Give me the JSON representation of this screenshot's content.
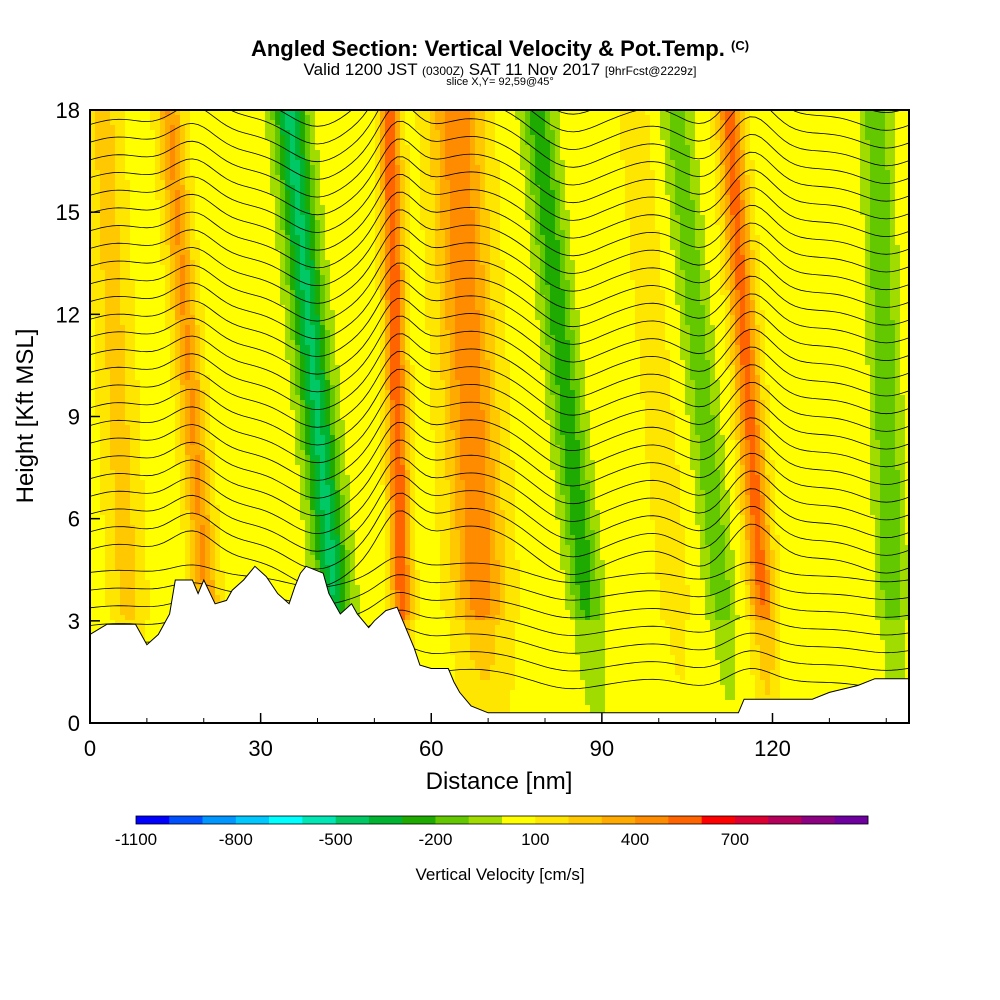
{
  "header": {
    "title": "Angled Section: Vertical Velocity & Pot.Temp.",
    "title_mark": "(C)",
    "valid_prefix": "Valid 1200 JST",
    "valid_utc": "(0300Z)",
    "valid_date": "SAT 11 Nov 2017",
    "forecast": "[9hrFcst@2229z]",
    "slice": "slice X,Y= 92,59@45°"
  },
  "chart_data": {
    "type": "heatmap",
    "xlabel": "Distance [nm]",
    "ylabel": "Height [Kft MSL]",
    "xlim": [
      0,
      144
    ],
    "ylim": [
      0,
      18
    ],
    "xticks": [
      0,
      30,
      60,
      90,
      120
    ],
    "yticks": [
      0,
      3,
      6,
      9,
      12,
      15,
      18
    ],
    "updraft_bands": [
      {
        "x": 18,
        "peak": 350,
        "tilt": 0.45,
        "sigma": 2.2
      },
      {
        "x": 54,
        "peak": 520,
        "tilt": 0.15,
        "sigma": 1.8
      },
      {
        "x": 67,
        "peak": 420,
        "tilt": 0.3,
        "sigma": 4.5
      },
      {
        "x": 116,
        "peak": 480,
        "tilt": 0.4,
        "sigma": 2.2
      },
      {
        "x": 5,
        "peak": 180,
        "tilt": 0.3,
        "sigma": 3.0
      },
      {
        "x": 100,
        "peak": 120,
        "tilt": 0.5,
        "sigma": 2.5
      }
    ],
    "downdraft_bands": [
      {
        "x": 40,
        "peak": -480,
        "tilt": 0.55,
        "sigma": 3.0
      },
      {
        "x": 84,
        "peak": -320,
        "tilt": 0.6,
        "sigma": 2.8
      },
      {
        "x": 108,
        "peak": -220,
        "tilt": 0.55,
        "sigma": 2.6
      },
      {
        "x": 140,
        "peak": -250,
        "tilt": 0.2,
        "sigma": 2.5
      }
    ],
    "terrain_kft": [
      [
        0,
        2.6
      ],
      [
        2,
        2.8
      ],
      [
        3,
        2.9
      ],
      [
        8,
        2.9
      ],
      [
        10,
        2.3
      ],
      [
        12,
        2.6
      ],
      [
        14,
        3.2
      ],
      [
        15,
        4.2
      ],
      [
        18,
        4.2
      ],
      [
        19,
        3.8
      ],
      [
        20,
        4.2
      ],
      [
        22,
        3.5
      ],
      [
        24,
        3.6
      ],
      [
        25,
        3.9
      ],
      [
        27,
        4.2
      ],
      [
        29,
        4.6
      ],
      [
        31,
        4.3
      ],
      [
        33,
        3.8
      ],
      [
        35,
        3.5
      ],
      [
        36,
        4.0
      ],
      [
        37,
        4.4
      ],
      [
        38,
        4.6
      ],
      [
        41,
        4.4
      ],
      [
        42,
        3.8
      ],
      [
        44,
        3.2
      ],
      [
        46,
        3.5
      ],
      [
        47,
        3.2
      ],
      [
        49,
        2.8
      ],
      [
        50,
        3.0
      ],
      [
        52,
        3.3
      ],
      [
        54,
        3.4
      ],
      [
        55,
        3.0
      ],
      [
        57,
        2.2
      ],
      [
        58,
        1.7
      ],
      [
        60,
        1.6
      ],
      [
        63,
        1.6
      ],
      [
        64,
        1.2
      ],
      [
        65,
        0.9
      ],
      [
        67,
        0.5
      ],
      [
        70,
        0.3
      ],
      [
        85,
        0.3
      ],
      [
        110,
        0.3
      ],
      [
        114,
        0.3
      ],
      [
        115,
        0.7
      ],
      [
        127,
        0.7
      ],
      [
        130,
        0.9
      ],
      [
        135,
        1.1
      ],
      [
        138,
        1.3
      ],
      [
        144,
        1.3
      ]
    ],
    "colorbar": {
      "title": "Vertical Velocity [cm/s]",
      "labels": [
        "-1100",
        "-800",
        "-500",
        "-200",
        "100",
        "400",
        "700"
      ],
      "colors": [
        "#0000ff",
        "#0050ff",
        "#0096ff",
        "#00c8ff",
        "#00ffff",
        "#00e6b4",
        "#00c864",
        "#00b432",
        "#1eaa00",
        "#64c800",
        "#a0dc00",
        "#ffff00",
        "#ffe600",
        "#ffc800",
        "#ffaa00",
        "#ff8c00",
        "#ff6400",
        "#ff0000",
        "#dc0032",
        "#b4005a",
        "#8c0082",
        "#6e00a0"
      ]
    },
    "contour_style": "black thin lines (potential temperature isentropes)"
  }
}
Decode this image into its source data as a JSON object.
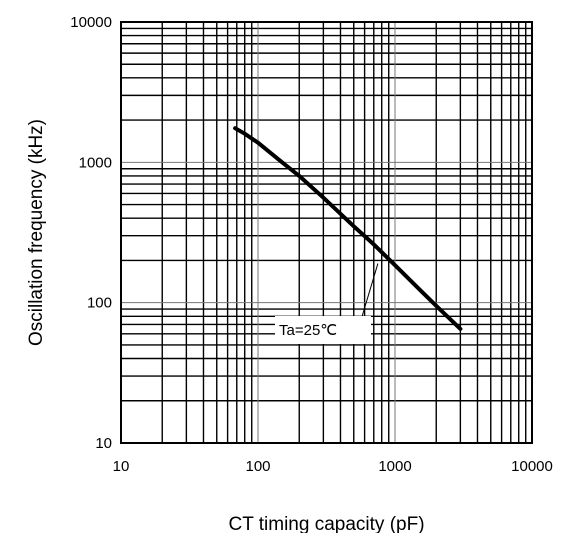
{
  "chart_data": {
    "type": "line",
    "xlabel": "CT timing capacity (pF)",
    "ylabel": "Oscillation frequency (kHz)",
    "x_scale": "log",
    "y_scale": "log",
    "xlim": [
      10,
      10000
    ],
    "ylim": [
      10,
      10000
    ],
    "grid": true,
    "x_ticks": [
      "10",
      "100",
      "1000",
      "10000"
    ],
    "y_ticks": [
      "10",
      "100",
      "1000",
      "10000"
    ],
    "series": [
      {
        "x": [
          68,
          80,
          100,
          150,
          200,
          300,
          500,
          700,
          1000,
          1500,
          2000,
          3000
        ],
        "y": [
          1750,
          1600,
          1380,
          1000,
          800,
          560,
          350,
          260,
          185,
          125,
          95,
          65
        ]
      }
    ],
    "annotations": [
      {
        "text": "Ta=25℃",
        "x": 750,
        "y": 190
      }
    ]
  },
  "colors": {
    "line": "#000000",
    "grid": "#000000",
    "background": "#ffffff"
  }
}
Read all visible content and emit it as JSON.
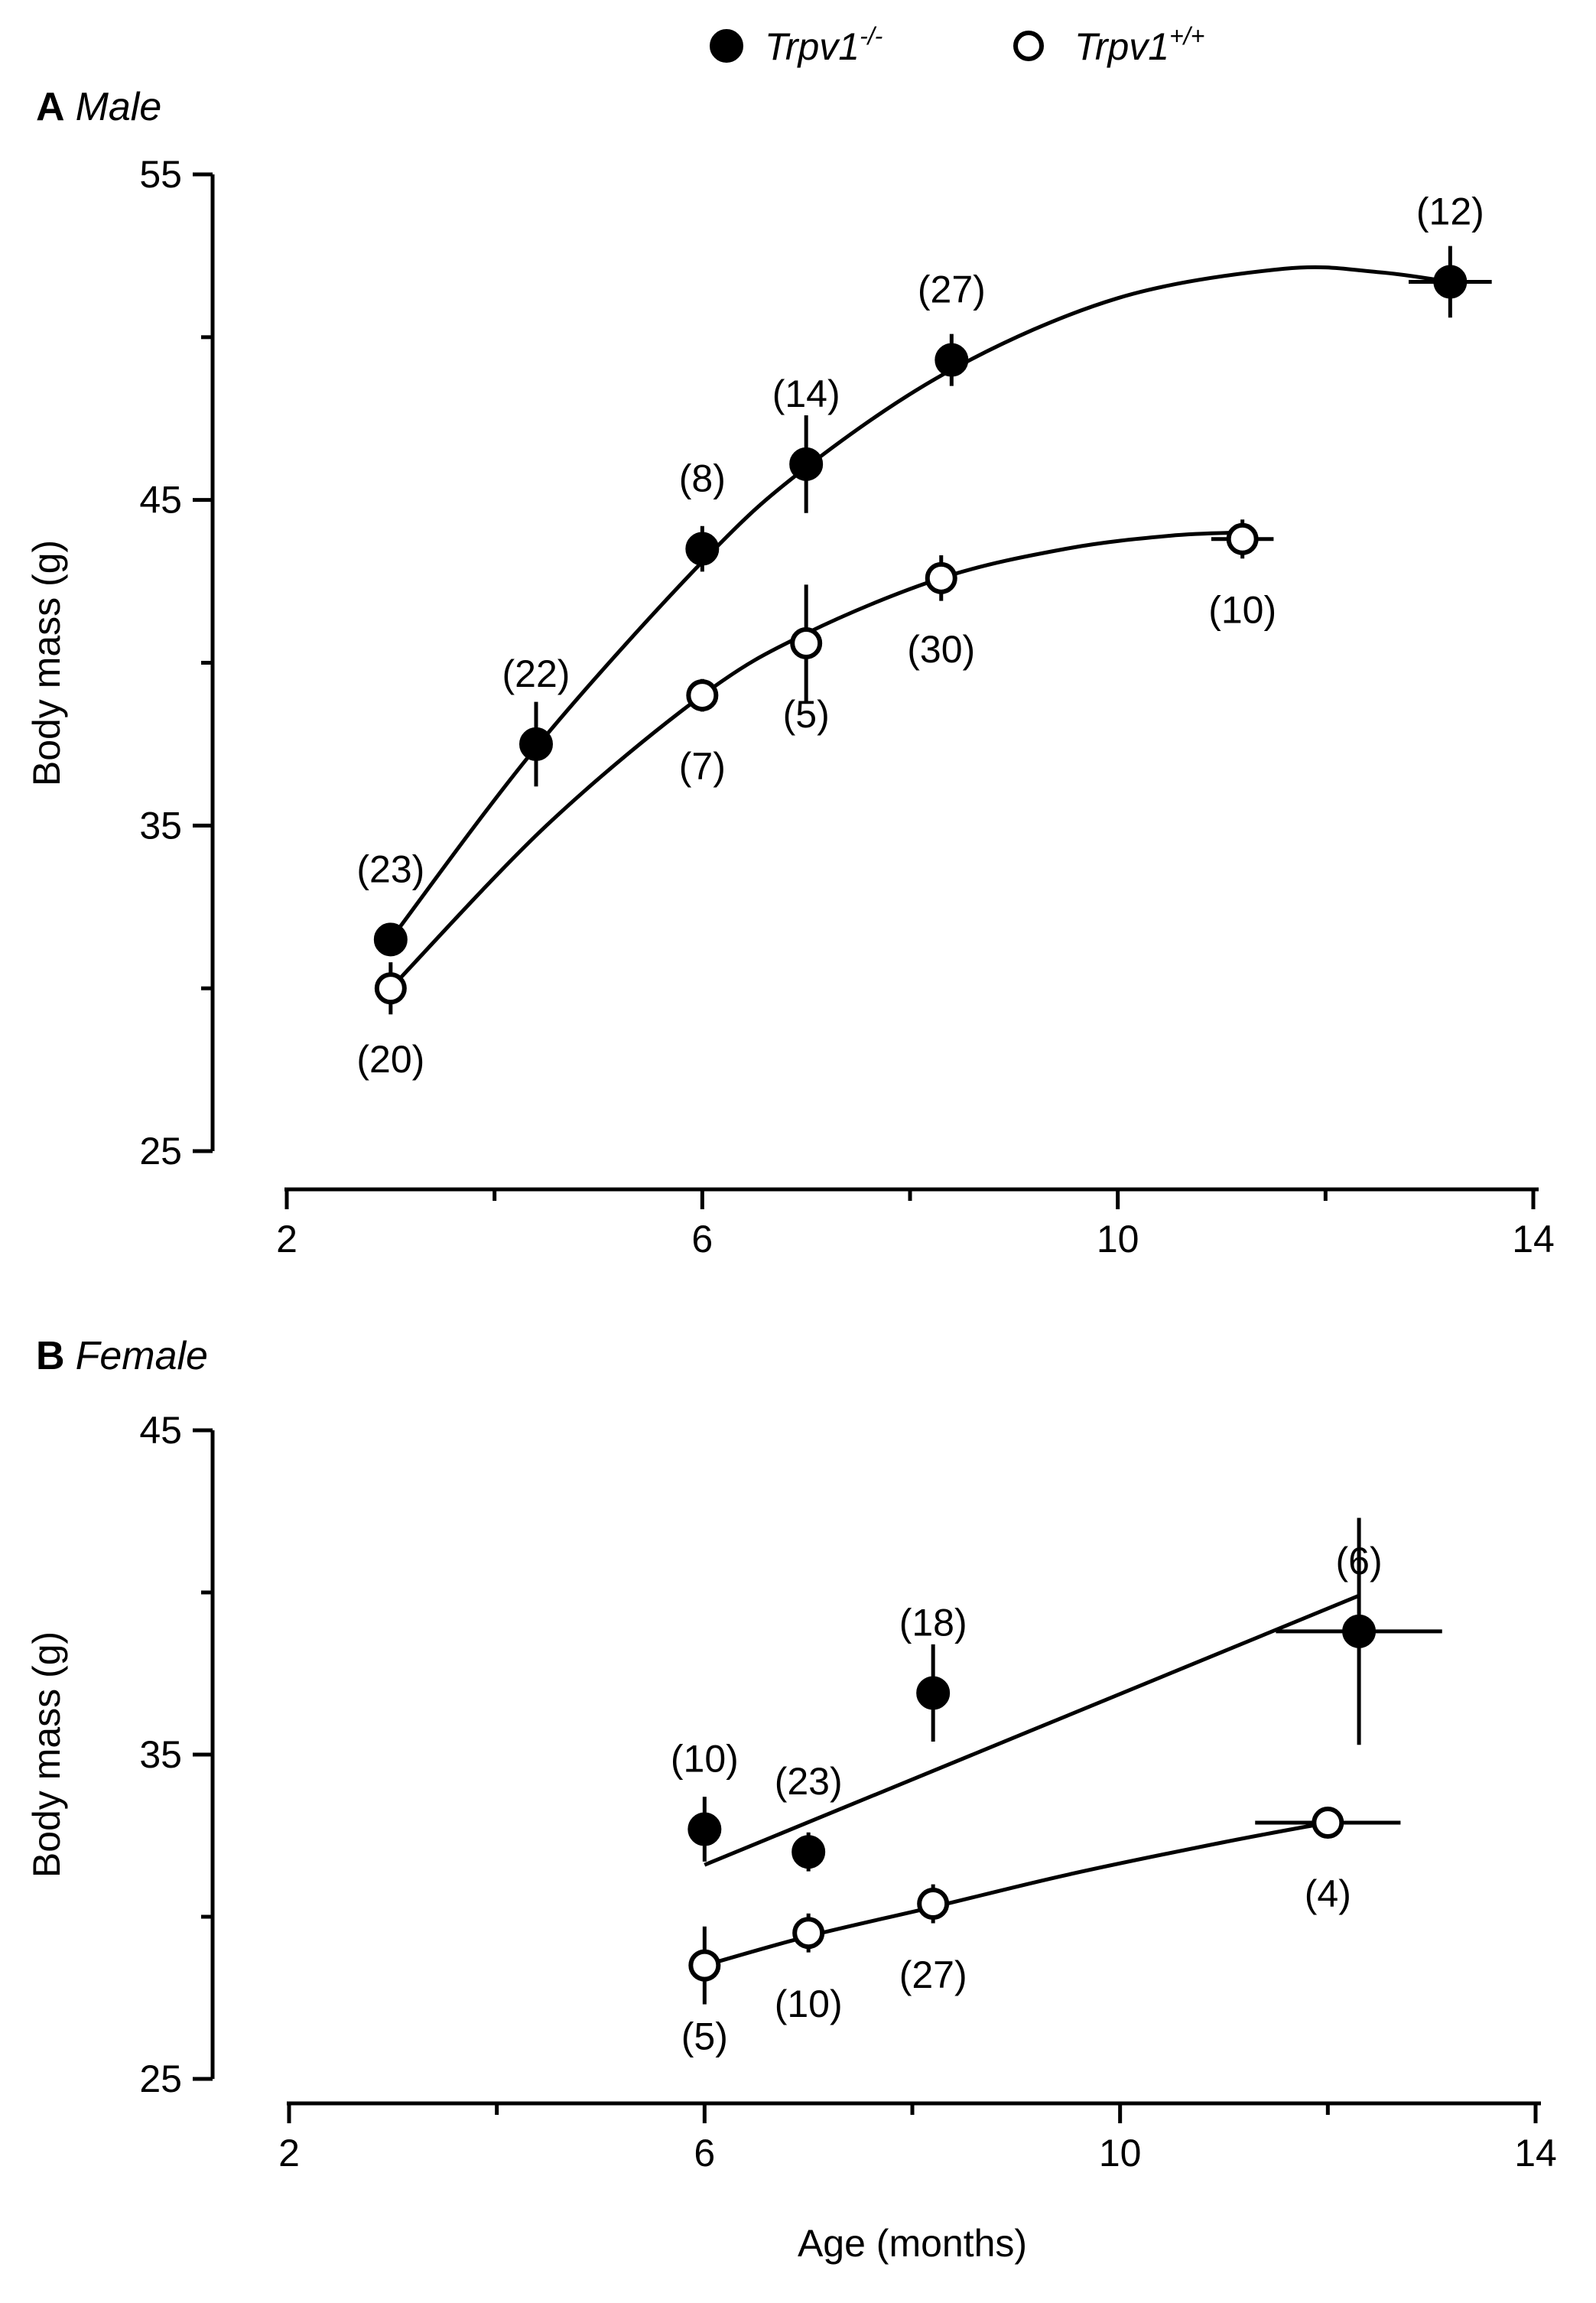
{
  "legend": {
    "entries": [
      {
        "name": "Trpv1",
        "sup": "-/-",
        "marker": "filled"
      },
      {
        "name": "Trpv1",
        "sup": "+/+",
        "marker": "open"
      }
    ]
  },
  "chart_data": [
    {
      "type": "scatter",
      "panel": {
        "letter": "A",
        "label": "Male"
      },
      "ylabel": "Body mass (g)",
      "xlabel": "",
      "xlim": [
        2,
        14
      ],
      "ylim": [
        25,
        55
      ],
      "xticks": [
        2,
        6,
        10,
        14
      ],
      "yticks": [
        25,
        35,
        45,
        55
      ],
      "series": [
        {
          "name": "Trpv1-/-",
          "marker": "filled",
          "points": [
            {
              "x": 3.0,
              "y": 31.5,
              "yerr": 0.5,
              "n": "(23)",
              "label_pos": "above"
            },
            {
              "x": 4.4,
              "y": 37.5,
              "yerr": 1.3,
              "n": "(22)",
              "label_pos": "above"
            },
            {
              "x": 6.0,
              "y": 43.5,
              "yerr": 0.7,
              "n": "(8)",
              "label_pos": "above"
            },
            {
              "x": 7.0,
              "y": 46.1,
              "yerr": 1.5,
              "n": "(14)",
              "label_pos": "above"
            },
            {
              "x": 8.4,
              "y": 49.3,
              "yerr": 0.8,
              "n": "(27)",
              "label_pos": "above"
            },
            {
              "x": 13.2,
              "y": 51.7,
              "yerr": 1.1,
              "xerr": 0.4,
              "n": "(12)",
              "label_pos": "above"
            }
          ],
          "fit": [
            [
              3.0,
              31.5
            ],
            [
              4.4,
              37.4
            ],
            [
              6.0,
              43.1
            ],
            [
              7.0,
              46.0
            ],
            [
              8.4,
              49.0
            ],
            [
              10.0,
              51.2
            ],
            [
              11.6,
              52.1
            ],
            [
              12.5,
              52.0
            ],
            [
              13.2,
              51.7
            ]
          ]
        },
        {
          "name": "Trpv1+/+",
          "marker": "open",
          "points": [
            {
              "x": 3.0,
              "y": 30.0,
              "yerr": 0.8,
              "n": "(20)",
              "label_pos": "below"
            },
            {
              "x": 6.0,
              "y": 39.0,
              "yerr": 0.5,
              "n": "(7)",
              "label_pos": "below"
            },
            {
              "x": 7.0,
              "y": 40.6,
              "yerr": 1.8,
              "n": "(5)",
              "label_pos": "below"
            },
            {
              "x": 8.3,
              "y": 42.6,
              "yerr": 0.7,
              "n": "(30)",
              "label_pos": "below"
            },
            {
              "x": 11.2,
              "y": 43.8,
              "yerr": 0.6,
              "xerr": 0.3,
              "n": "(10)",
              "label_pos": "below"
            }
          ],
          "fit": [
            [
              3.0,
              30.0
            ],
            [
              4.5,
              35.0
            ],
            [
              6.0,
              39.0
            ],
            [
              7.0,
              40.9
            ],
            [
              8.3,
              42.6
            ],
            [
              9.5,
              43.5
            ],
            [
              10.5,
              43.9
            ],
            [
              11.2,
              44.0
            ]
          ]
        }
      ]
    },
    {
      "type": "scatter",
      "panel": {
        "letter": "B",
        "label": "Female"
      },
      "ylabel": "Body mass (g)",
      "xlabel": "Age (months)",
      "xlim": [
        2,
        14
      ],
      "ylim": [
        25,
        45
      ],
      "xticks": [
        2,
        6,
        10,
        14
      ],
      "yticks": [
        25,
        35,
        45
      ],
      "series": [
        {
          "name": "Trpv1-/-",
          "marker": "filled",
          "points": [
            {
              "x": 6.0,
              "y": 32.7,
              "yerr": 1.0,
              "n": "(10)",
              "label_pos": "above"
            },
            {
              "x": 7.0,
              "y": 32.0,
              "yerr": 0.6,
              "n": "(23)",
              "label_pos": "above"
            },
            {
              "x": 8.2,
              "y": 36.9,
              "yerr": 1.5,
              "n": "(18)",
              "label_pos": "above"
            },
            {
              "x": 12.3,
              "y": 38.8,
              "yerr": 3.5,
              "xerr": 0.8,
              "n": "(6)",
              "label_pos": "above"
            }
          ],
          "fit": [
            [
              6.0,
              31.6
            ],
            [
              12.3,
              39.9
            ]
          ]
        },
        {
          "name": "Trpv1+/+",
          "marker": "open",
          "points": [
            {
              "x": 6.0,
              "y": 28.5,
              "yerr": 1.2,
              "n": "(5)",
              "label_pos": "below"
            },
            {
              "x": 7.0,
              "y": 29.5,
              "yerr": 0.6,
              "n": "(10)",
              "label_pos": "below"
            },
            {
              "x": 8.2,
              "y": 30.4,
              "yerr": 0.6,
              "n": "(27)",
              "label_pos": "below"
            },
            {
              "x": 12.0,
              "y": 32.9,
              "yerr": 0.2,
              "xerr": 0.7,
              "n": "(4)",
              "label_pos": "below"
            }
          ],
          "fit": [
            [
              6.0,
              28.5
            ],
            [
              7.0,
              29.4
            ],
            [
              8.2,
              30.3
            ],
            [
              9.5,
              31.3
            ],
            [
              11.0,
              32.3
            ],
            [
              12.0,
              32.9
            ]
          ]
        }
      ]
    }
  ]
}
☆ ☆ ☆ ☆
_PROBLEM REQUIREMENTS_. Collect every line from the records above that contains the word "content".

_REPLY_.
Give me the JSON representation of this screenshot's content.
Read all visible content and emit it as JSON.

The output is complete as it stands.